• [WHAT TO DO]:
Reproduce every line of the data below, from the line containing "Point: [373, 331, 395, 345]" down to the line containing "Point: [156, 238, 179, 252]", including both of those lines.

== DATA TO USE ==

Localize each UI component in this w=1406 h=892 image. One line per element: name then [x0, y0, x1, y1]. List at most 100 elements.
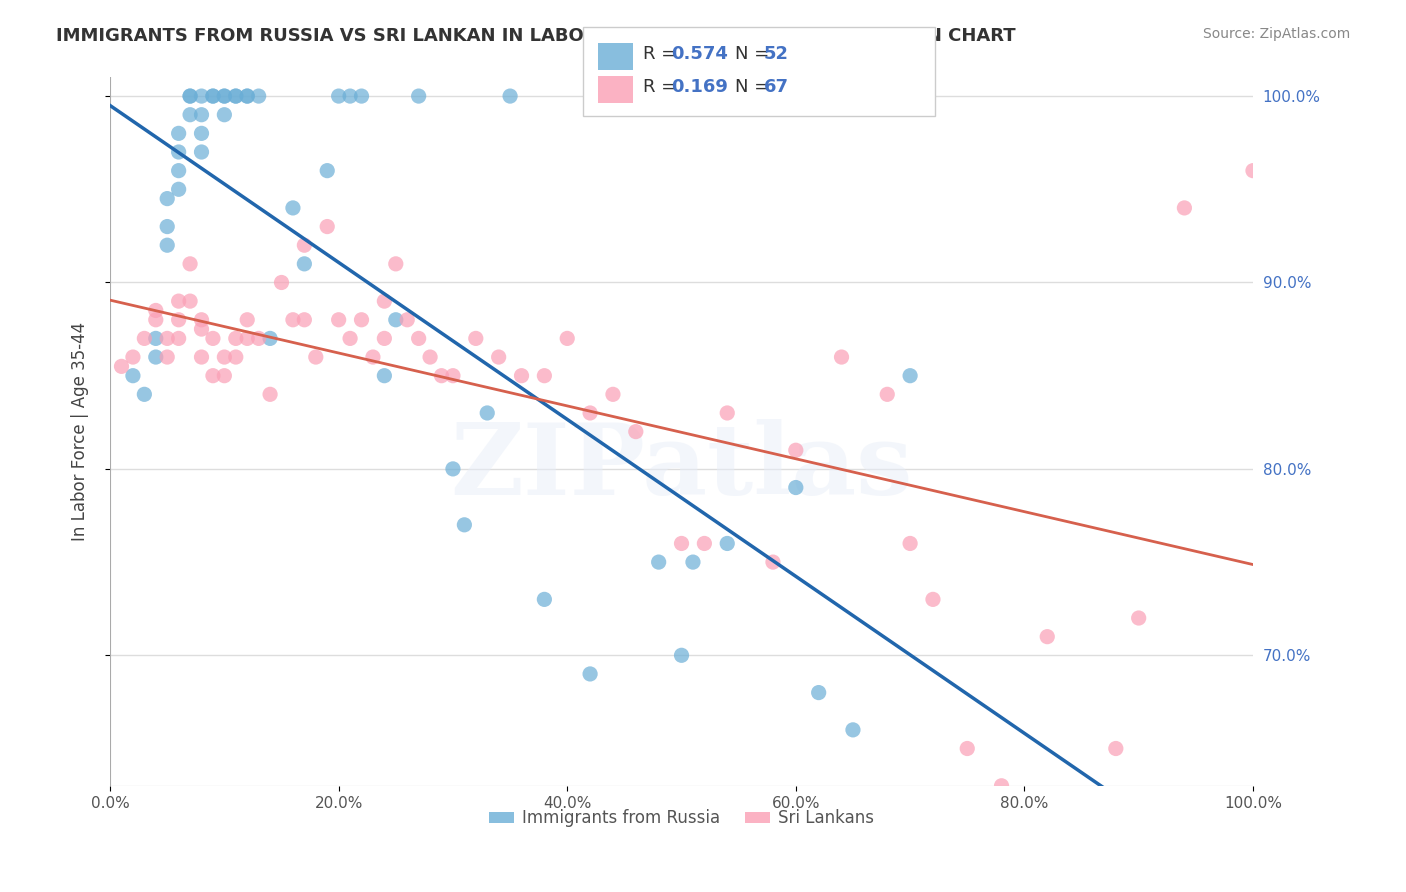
Point: [373, 331, 395, 345]
Point: [236, 331, 259, 345]
Point: [328, 312, 350, 326]
Text: N =: N =: [735, 78, 775, 96]
Point: [179, 108, 201, 122]
Point: [373, 294, 395, 309]
Point: [281, 312, 304, 326]
Point: [145, 331, 167, 345]
Point: [316, 163, 339, 178]
Point: [671, 536, 693, 550]
Text: 0.574: 0.574: [671, 45, 727, 62]
Point: [441, 462, 464, 476]
Point: [533, 368, 555, 383]
Point: [305, 350, 328, 364]
Point: [179, 257, 201, 271]
Point: [156, 238, 179, 252]
Text: 52: 52: [763, 45, 789, 62]
Point: [316, 219, 339, 234]
Point: [247, 331, 270, 345]
Point: [533, 592, 555, 607]
Point: [225, 89, 247, 103]
Point: [190, 350, 212, 364]
Point: [499, 89, 522, 103]
Point: [1128, 611, 1150, 625]
Point: [956, 741, 979, 756]
Point: [247, 89, 270, 103]
Point: [190, 108, 212, 122]
Point: [179, 89, 201, 103]
Point: [624, 425, 647, 439]
Legend: Immigrants from Russia, Sri Lankans: Immigrants from Russia, Sri Lankans: [482, 803, 882, 834]
Point: [110, 359, 132, 374]
Point: [167, 294, 190, 309]
Point: [214, 89, 236, 103]
Point: [464, 331, 486, 345]
Point: [201, 331, 224, 345]
Point: [555, 331, 578, 345]
Point: [762, 555, 785, 569]
Point: [408, 89, 430, 103]
Point: [419, 350, 441, 364]
Text: ZIPatlas: ZIPatlas: [450, 418, 912, 516]
Point: [167, 182, 190, 196]
Point: [225, 350, 247, 364]
Point: [1036, 630, 1059, 644]
Point: [350, 312, 373, 326]
Point: [385, 312, 408, 326]
Point: [602, 387, 624, 401]
Point: [167, 145, 190, 159]
Point: [145, 303, 167, 318]
Point: [167, 163, 190, 178]
Point: [122, 368, 145, 383]
Text: IMMIGRANTS FROM RUSSIA VS SRI LANKAN IN LABOR FORCE | AGE 35-44 CORRELATION CHAR: IMMIGRANTS FROM RUSSIA VS SRI LANKAN IN …: [56, 27, 1017, 45]
Point: [441, 368, 464, 383]
Point: [167, 331, 190, 345]
Point: [190, 89, 212, 103]
Point: [292, 257, 315, 271]
Point: [785, 443, 807, 458]
Point: [339, 331, 361, 345]
Point: [453, 517, 475, 532]
Point: [671, 648, 693, 663]
Point: [328, 89, 350, 103]
Point: [201, 368, 224, 383]
Point: [361, 350, 384, 364]
Text: 67: 67: [763, 78, 789, 96]
Y-axis label: In Labor Force | Age 35-44: In Labor Force | Age 35-44: [72, 322, 89, 541]
Point: [156, 331, 179, 345]
Point: [214, 108, 236, 122]
Point: [259, 331, 281, 345]
Point: [807, 685, 830, 699]
Point: [1241, 163, 1264, 178]
Point: [214, 89, 236, 103]
Point: [190, 145, 212, 159]
Point: [236, 89, 259, 103]
Point: [922, 592, 945, 607]
Point: [898, 368, 921, 383]
Point: [579, 406, 602, 420]
Point: [1173, 201, 1195, 215]
Text: R =: R =: [643, 45, 682, 62]
Point: [145, 350, 167, 364]
Point: [225, 331, 247, 345]
Point: [339, 89, 361, 103]
Point: [385, 257, 408, 271]
Point: [122, 350, 145, 364]
Point: [145, 312, 167, 326]
Point: [430, 368, 453, 383]
Point: [167, 127, 190, 141]
Point: [373, 368, 395, 383]
Point: [477, 406, 499, 420]
Point: [682, 555, 704, 569]
Point: [510, 368, 533, 383]
Point: [1105, 741, 1128, 756]
Point: [842, 723, 865, 737]
Point: [156, 350, 179, 364]
Text: Source: ZipAtlas.com: Source: ZipAtlas.com: [1202, 27, 1350, 41]
Point: [236, 312, 259, 326]
Point: [292, 238, 315, 252]
Point: [214, 368, 236, 383]
Point: [990, 779, 1012, 793]
Point: [716, 536, 738, 550]
Point: [156, 192, 179, 206]
Point: [396, 312, 419, 326]
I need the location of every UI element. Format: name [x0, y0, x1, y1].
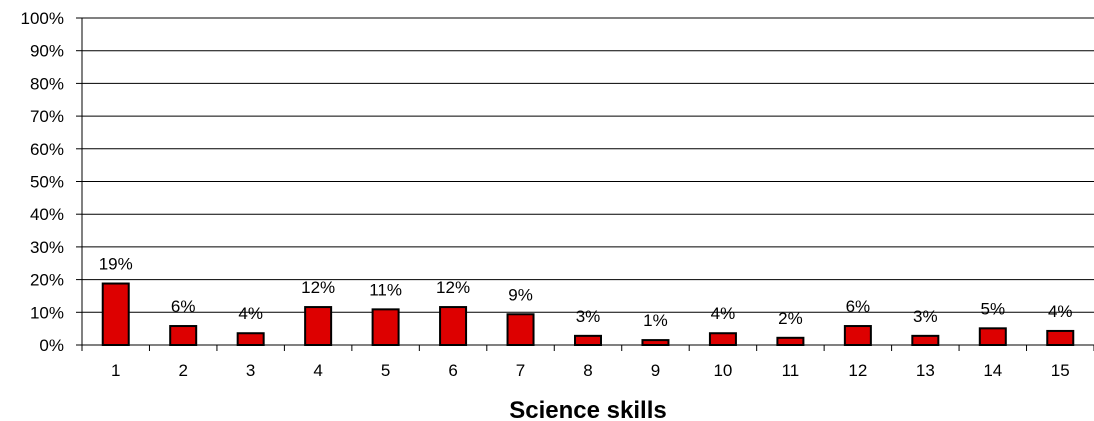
- bar: [708, 332, 737, 346]
- bar: [439, 306, 468, 346]
- y-tick-label: 20%: [30, 271, 64, 290]
- x-tick-label: 3: [246, 361, 255, 380]
- bar: [169, 325, 198, 346]
- x-tick-label: 9: [651, 361, 660, 380]
- x-tick-labels: 1 2 3 4 5 6 7 8 9 10 11 12 13 14 15: [111, 361, 1070, 380]
- bar: [574, 334, 602, 346]
- x-tick-label: 1: [111, 361, 120, 380]
- bar: [776, 336, 805, 346]
- bar: [641, 339, 670, 347]
- x-tick-label: 14: [983, 361, 1002, 380]
- y-tick-label: 50%: [30, 173, 64, 192]
- x-tick-label: 8: [583, 361, 592, 380]
- bar: [911, 334, 940, 346]
- data-label: 4%: [238, 304, 263, 323]
- y-tick-label: 30%: [30, 238, 64, 257]
- data-label: 6%: [846, 297, 871, 316]
- bars: [101, 282, 1075, 347]
- x-tick-label: 13: [916, 361, 935, 380]
- x-tick-label: 12: [848, 361, 867, 380]
- x-tick-label: 6: [448, 361, 457, 380]
- data-label: 3%: [913, 307, 938, 326]
- x-tick-label: 2: [178, 361, 187, 380]
- y-tick-label: 0%: [39, 336, 64, 355]
- y-tick-labels: 0% 10% 20% 30% 40% 50% 60% 70% 80% 90% 100%: [21, 9, 64, 355]
- y-tick-label: 80%: [30, 74, 64, 93]
- bar: [978, 327, 1007, 346]
- data-label: 19%: [99, 255, 133, 274]
- y-tick-label: 10%: [30, 303, 64, 322]
- bar: [304, 306, 333, 346]
- bar: [1046, 329, 1075, 346]
- axes: [81, 18, 1094, 346]
- x-axis-title: Science skills: [509, 397, 666, 421]
- data-label: 2%: [778, 309, 803, 328]
- data-label: 4%: [1048, 302, 1073, 321]
- data-label: 4%: [711, 304, 736, 323]
- data-label: 6%: [171, 297, 196, 316]
- bar: [236, 332, 265, 346]
- data-label: 12%: [436, 278, 470, 297]
- y-tick-label: 100%: [21, 9, 64, 28]
- x-tick-label: 4: [313, 361, 322, 380]
- y-tick-label: 70%: [30, 107, 64, 126]
- bar: [371, 308, 400, 346]
- x-tick-label: 7: [516, 361, 525, 380]
- data-label: 11%: [369, 280, 402, 299]
- data-label: 5%: [981, 299, 1006, 318]
- data-label: 12%: [301, 278, 335, 297]
- y-tick-label: 60%: [30, 140, 64, 159]
- gridlines: [76, 17, 1094, 351]
- x-tick-label: 15: [1051, 361, 1070, 380]
- x-tick-label: 5: [381, 361, 390, 380]
- bar: [506, 313, 535, 346]
- y-tick-label: 40%: [30, 205, 64, 224]
- x-tick-label: 10: [713, 361, 732, 380]
- data-label: 9%: [508, 285, 533, 304]
- bar: [101, 282, 130, 346]
- x-tick-label: 11: [782, 361, 800, 380]
- y-tick-label: 90%: [30, 42, 64, 61]
- bar: [843, 325, 872, 346]
- data-label: 1%: [643, 311, 668, 330]
- data-label: 3%: [576, 307, 601, 326]
- data-labels: 19% 6% 4% 12% 11% 12% 9% 3% 1% 4% 2% 6% 3% 5% 4%: [99, 255, 1073, 331]
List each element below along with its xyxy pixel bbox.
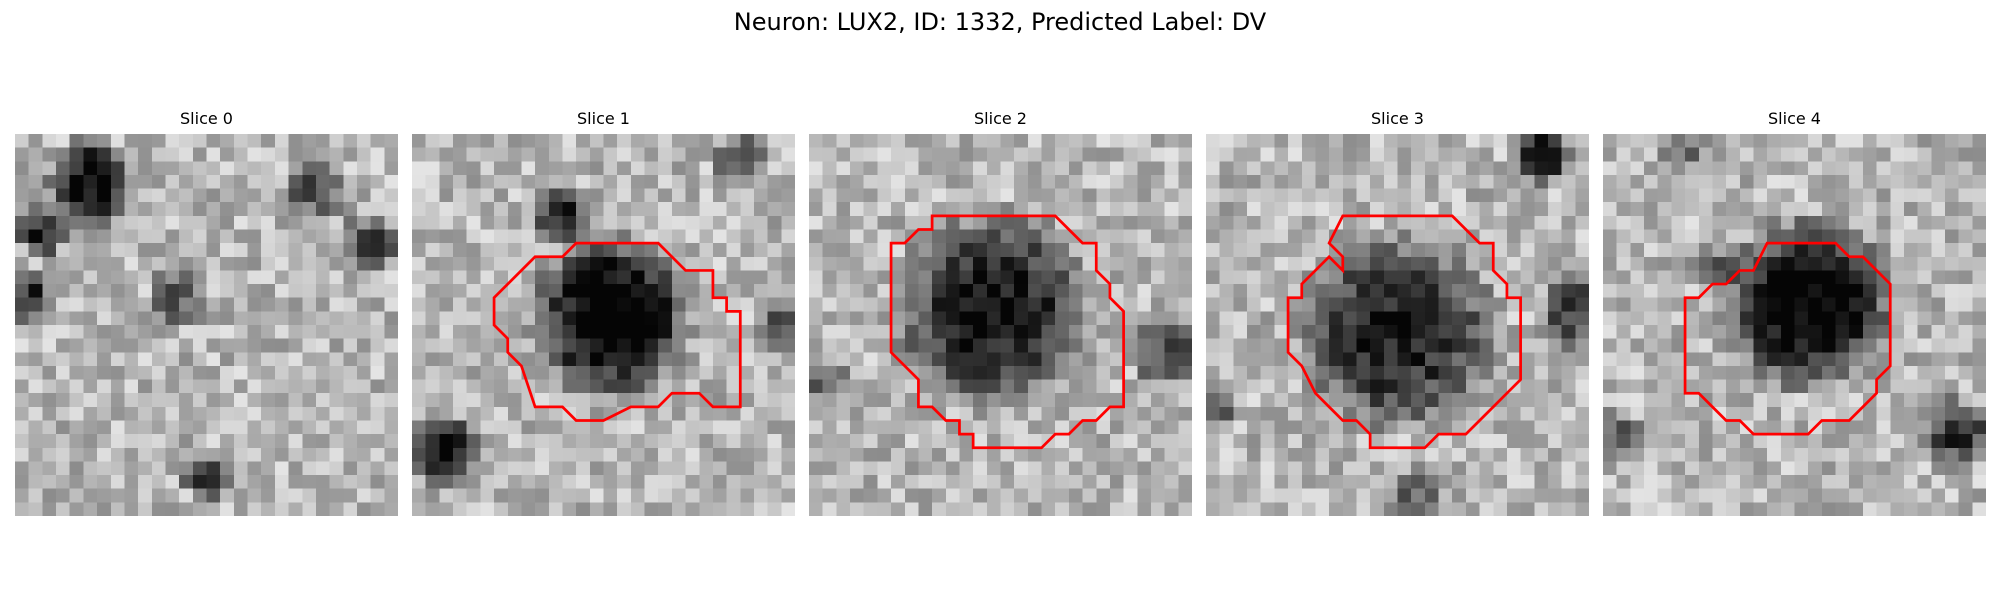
figure-title: Neuron: LUX2, ID: 1332, Predicted Label:…: [733, 8, 1267, 36]
slice-title: Slice 1: [577, 109, 630, 128]
slice-image: [1206, 134, 1589, 516]
slice-image: [412, 134, 795, 516]
slice-title: Slice 2: [974, 109, 1027, 128]
slice-panel-0: Slice 0: [15, 108, 398, 516]
slice-panel-1: Slice 1: [412, 108, 795, 516]
slice-image: [15, 134, 398, 516]
segmentation-contour: [889, 214, 1125, 450]
slice-title: Slice 3: [1371, 109, 1424, 128]
slice-pixels: [1603, 134, 1986, 516]
segmentation-contour: [492, 241, 742, 422]
slice-pixels: [15, 134, 398, 516]
slice-pixels: [809, 134, 1192, 516]
slice-image: [809, 134, 1192, 516]
slice-title: Slice 0: [180, 109, 233, 128]
slice-panel-2: Slice 2: [809, 108, 1192, 516]
slice-title: Slice 4: [1768, 109, 1821, 128]
slice-image: [1603, 134, 1986, 516]
segmentation-contour: [1683, 241, 1892, 436]
segmentation-contour: [1286, 214, 1522, 450]
slice-panel-3: Slice 3: [1206, 108, 1589, 516]
slice-pixels: [412, 134, 795, 516]
slice-pixels: [1206, 134, 1589, 516]
slice-panel-4: Slice 4: [1603, 108, 1986, 516]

===

• [SOLUTION FOR THIS TASK]:
Point: [373, 331, 395, 345]
Point: [236, 331, 259, 345]
Point: [328, 312, 350, 326]
Text: N =: N =: [735, 78, 775, 96]
Point: [179, 108, 201, 122]
Point: [373, 294, 395, 309]
Point: [281, 312, 304, 326]
Point: [145, 331, 167, 345]
Point: [316, 163, 339, 178]
Point: [671, 536, 693, 550]
Text: 0.574: 0.574: [671, 45, 727, 62]
Point: [441, 462, 464, 476]
Point: [533, 368, 555, 383]
Point: [305, 350, 328, 364]
Point: [179, 257, 201, 271]
Point: [156, 238, 179, 252]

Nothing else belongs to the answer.